-- Start of Task inputs --
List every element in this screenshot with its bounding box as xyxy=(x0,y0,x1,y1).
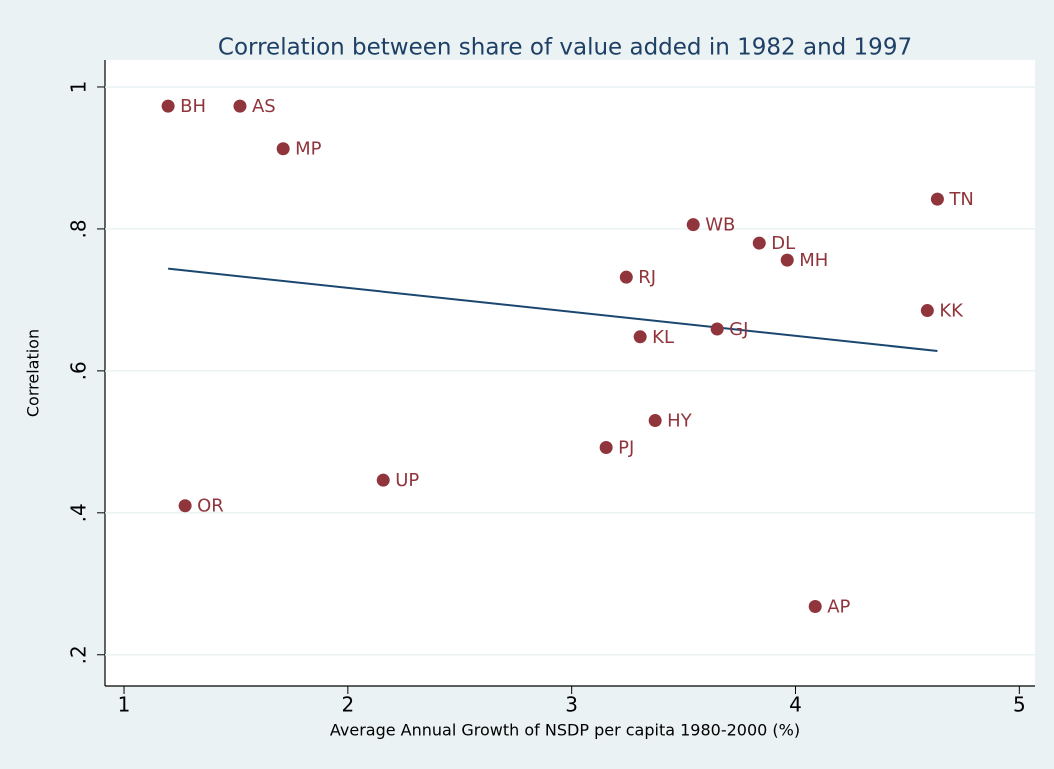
point xyxy=(808,600,822,614)
x-tick-label: 1 xyxy=(118,693,131,717)
point-label: OR xyxy=(197,496,224,517)
x-tick-label: 3 xyxy=(565,693,578,717)
point xyxy=(920,304,934,318)
y-tick-label: 1 xyxy=(67,81,91,94)
x-tick-label: 4 xyxy=(789,693,802,717)
point-label: AS xyxy=(252,96,276,117)
y-tick-label: .8 xyxy=(67,219,91,238)
point-label: HY xyxy=(667,411,693,432)
point xyxy=(376,473,390,487)
point xyxy=(780,253,794,267)
point-label: GJ xyxy=(729,319,748,340)
y-tick-label: .2 xyxy=(67,645,91,664)
point-label: BH xyxy=(180,96,206,117)
y-axis-label: Correlation xyxy=(24,329,43,417)
point-label: KL xyxy=(652,327,674,348)
point-label: AP xyxy=(827,597,850,618)
x-axis-label: Average Annual Growth of NSDP per capita… xyxy=(330,721,800,740)
point xyxy=(648,414,662,428)
point-label: KK xyxy=(939,301,964,322)
point xyxy=(619,270,633,284)
point-label: MH xyxy=(799,250,828,271)
y-tick-label: .6 xyxy=(67,361,91,380)
plot-area xyxy=(105,60,1035,686)
chart-title: Correlation between share of value added… xyxy=(218,35,912,61)
point xyxy=(930,192,944,206)
point xyxy=(710,322,724,336)
point xyxy=(161,99,175,113)
point xyxy=(178,499,192,513)
point-label: WB xyxy=(705,215,735,236)
x-tick-label: 2 xyxy=(341,693,354,717)
point xyxy=(752,236,766,250)
point xyxy=(599,441,613,455)
fit-line xyxy=(168,267,938,352)
point xyxy=(233,99,247,113)
point-label: TN xyxy=(948,189,973,210)
point xyxy=(276,142,290,156)
point-label: PJ xyxy=(618,438,634,459)
point-label: UP xyxy=(395,470,419,491)
y-tick-label: .4 xyxy=(67,503,91,522)
point xyxy=(686,218,700,232)
point-label: DL xyxy=(771,233,795,254)
point-label: RJ xyxy=(638,267,656,288)
point-label: MP xyxy=(295,139,322,160)
x-tick-label: 5 xyxy=(1013,693,1026,717)
point xyxy=(633,330,647,344)
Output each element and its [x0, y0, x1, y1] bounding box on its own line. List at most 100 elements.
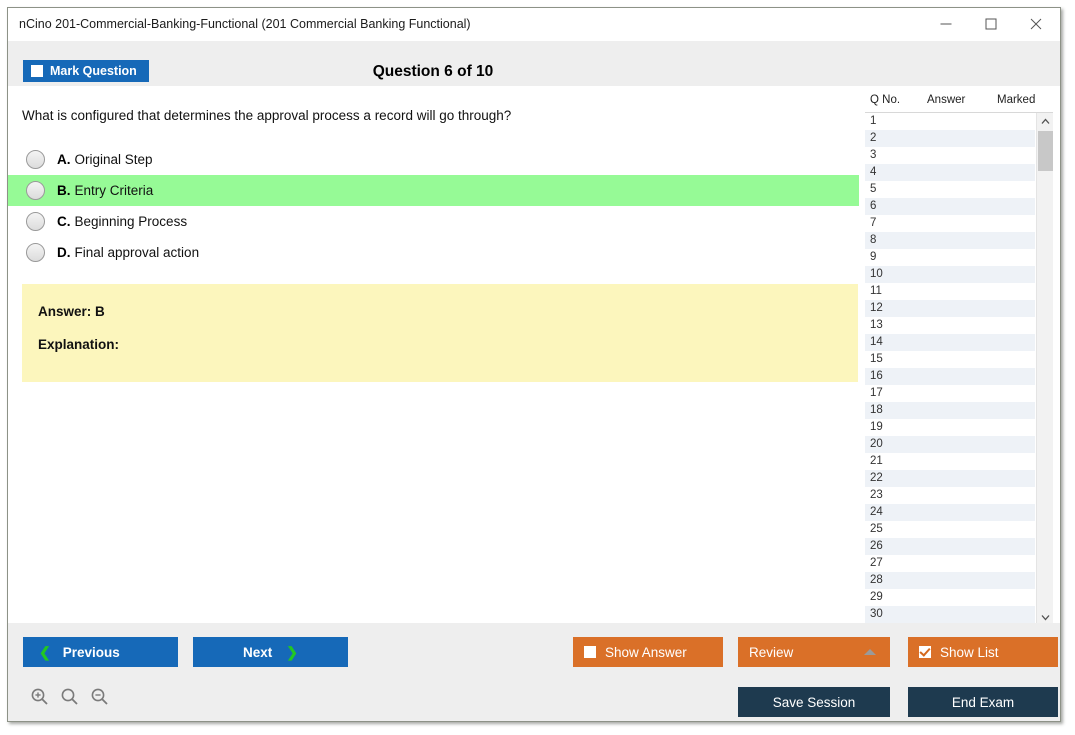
chevron-right-icon: ❯: [286, 643, 298, 660]
option-radio[interactable]: [26, 150, 45, 169]
question-list-row[interactable]: 13: [865, 317, 1035, 334]
question-list-row[interactable]: 28: [865, 572, 1035, 589]
mark-question-checkbox[interactable]: [31, 65, 43, 77]
end-exam-label: End Exam: [951, 694, 1015, 710]
option-text: Original Step: [74, 152, 153, 167]
chevron-left-icon: ❮: [39, 643, 51, 660]
question-list-row[interactable]: 18: [865, 402, 1035, 419]
column-header-marked: Marked: [997, 94, 1036, 106]
show-answer-button[interactable]: Show Answer: [573, 637, 723, 667]
scroll-down-button[interactable]: [1037, 609, 1054, 626]
caret-up-icon: [864, 649, 876, 655]
minimize-icon: [940, 23, 951, 24]
mark-question-button[interactable]: Mark Question: [23, 60, 149, 82]
option-text: Beginning Process: [74, 214, 188, 229]
question-list-row[interactable]: 15: [865, 351, 1035, 368]
question-list-row[interactable]: 11: [865, 283, 1035, 300]
close-button[interactable]: [1013, 8, 1058, 39]
question-list-row[interactable]: 9: [865, 249, 1035, 266]
question-list-panel: Q No. Answer Marked 1 2 3 4 5 6 7 8 9 10 11 12 13 14 1…: [865, 90, 1053, 627]
question-list-row[interactable]: 8: [865, 232, 1035, 249]
zoom-controls: [30, 687, 109, 706]
next-button[interactable]: Next ❯: [193, 637, 348, 667]
question-list-row[interactable]: 20: [865, 436, 1035, 453]
option-row[interactable]: A. Original Step: [8, 144, 859, 175]
option-letter: C.: [57, 214, 71, 229]
question-list-row[interactable]: 29: [865, 589, 1035, 606]
question-list-row[interactable]: 25: [865, 521, 1035, 538]
window-title: nCino 201-Commercial-Banking-Functional …: [19, 17, 471, 31]
scroll-up-button[interactable]: [1037, 113, 1054, 130]
question-list-scrollbar[interactable]: [1036, 113, 1053, 626]
question-list-row[interactable]: 3: [865, 147, 1035, 164]
show-list-label: Show List: [940, 644, 999, 660]
question-list-row[interactable]: 24: [865, 504, 1035, 521]
zoom-reset-icon[interactable]: [60, 687, 79, 706]
option-row[interactable]: C. Beginning Process: [8, 206, 859, 237]
question-list-row[interactable]: 17: [865, 385, 1035, 402]
option-letter: A.: [57, 152, 71, 167]
previous-button[interactable]: ❮ Previous: [23, 637, 178, 667]
previous-label: Previous: [62, 644, 120, 660]
review-dropdown[interactable]: Review: [738, 637, 890, 667]
option-radio[interactable]: [26, 181, 45, 200]
column-header-qno: Q No.: [870, 94, 901, 106]
question-list-row[interactable]: 30: [865, 606, 1035, 623]
maximize-button[interactable]: [968, 8, 1013, 39]
next-label: Next: [243, 644, 273, 660]
zoom-out-icon[interactable]: [90, 687, 109, 706]
chevron-up-icon: [1041, 118, 1050, 124]
question-list-header: Q No. Answer Marked: [865, 90, 1053, 113]
answer-label: Answer: B: [38, 304, 105, 319]
question-list-row[interactable]: 12: [865, 300, 1035, 317]
show-list-checkbox[interactable]: [919, 646, 931, 658]
option-letter: D.: [57, 245, 71, 260]
minimize-button[interactable]: [923, 8, 968, 39]
chevron-down-icon: [1041, 615, 1050, 621]
show-list-button[interactable]: Show List: [908, 637, 1058, 667]
header-toolbar: Mark Question Question 6 of 10: [8, 41, 1060, 86]
question-list-body[interactable]: 1 2 3 4 5 6 7 8 9 10 11 12 13 14 15 16 17 18 19 20 21 22 23 24 2…: [865, 113, 1035, 626]
column-header-answer: Answer: [927, 94, 966, 106]
question-list-row[interactable]: 10: [865, 266, 1035, 283]
question-content-area: What is configured that determines the a…: [8, 86, 859, 623]
question-list-row[interactable]: 19: [865, 419, 1035, 436]
question-list-row[interactable]: 16: [865, 368, 1035, 385]
question-list-row[interactable]: 7: [865, 215, 1035, 232]
option-radio[interactable]: [26, 243, 45, 262]
review-label: Review: [749, 644, 794, 660]
option-radio[interactable]: [26, 212, 45, 231]
option-letter: B.: [57, 183, 71, 198]
answer-explanation-panel: Answer: B Explanation:: [22, 284, 858, 382]
scrollbar-thumb[interactable]: [1038, 131, 1053, 171]
question-list-row[interactable]: 27: [865, 555, 1035, 572]
mark-question-label: Mark Question: [50, 64, 137, 78]
save-session-button[interactable]: Save Session: [738, 687, 890, 717]
show-answer-label: Show Answer: [605, 644, 687, 660]
close-icon: [1030, 18, 1041, 29]
explanation-label: Explanation:: [38, 337, 120, 352]
question-text: What is configured that determines the a…: [22, 108, 512, 123]
question-list-row[interactable]: 23: [865, 487, 1035, 504]
question-list-row[interactable]: 1: [865, 113, 1035, 130]
maximize-icon: [985, 18, 996, 29]
question-list-row[interactable]: 5: [865, 181, 1035, 198]
question-list-row[interactable]: 4: [865, 164, 1035, 181]
zoom-in-icon[interactable]: [30, 687, 49, 706]
footer-toolbar: ❮ Previous Next ❯ Show Answer Review Sho…: [8, 623, 1060, 721]
end-exam-button[interactable]: End Exam: [908, 687, 1058, 717]
question-list-row[interactable]: 2: [865, 130, 1035, 147]
question-list-row[interactable]: 6: [865, 198, 1035, 215]
show-answer-checkbox[interactable]: [584, 646, 596, 658]
question-list-row[interactable]: 22: [865, 470, 1035, 487]
exam-window: nCino 201-Commercial-Banking-Functional …: [7, 7, 1061, 722]
option-row[interactable]: D. Final approval action: [8, 237, 859, 268]
question-list-row[interactable]: 14: [865, 334, 1035, 351]
window-titlebar: nCino 201-Commercial-Banking-Functional …: [8, 8, 1060, 41]
save-session-label: Save Session: [772, 694, 856, 710]
options-list: A. Original Step B. Entry Criteria C. Beginni…: [8, 144, 859, 268]
question-list-row[interactable]: 21: [865, 453, 1035, 470]
question-list-row[interactable]: 26: [865, 538, 1035, 555]
option-row[interactable]: B. Entry Criteria: [8, 175, 859, 206]
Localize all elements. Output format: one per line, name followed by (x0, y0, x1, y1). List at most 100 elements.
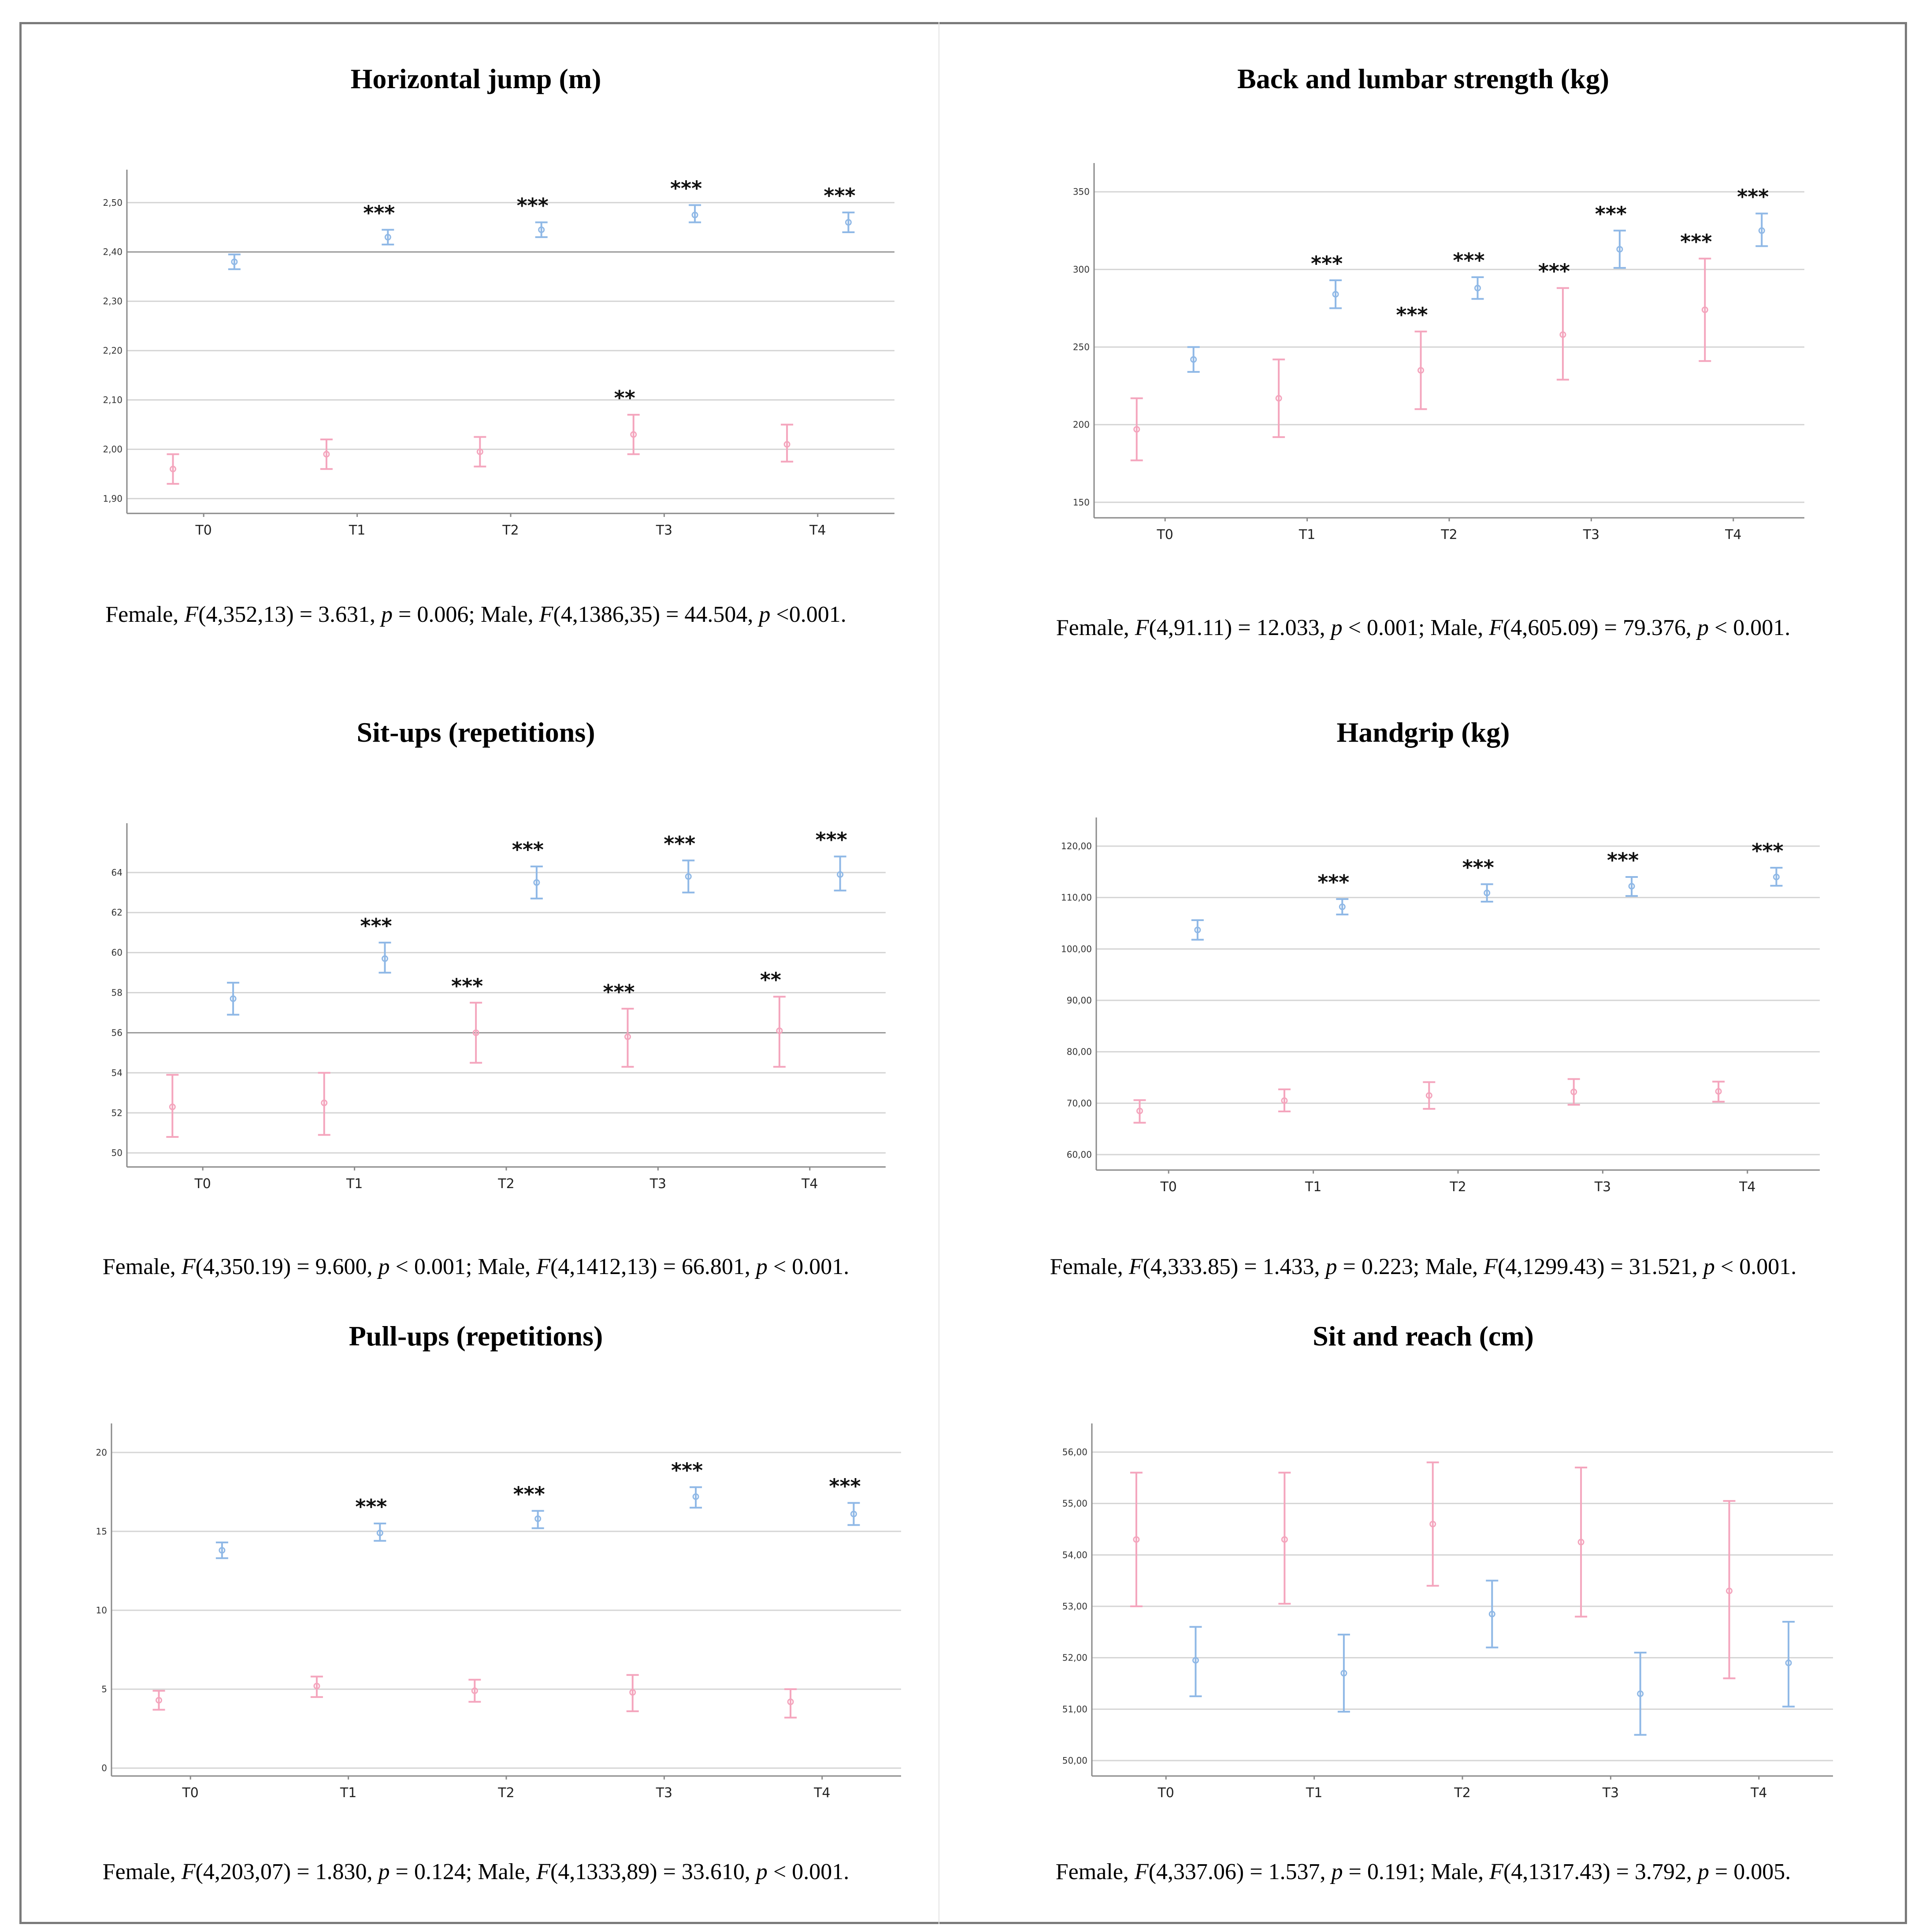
-- End of Task inputs --
* Stated problem
Lay out the lines of the records as a JSON list of strings, one string per line and with blank lines omitted. Start at the line containing "chevron-right-icon: ❯: [286, 643, 298, 660]" and stop after the line containing "637, 723, 667]", including both.

* The answer
[
  "chevron-right-icon: ❯: [286, 643, 298, 660]",
  "option-radio[interactable]: [26, 150, 45, 169]",
  "question-list-row[interactable]: 13: [865, 317, 1035, 334]",
  "question-list-row[interactable]: 28: [865, 572, 1035, 589]",
  "mark-question-checkbox[interactable]: [31, 65, 43, 77]",
  "end-exam-label: End Exam: [951, 694, 1015, 710]",
  "option-text: Original Step: [74, 152, 153, 167]",
  "chevron-left-icon: ❮: [39, 643, 51, 660]",
  "question-list-row[interactable]: 18: [865, 402, 1035, 419]",
  "column-header-marked: Marked: [997, 94, 1036, 106]",
  "show-answer-button[interactable]: Show Answer: [573, 637, 723, 667]"
]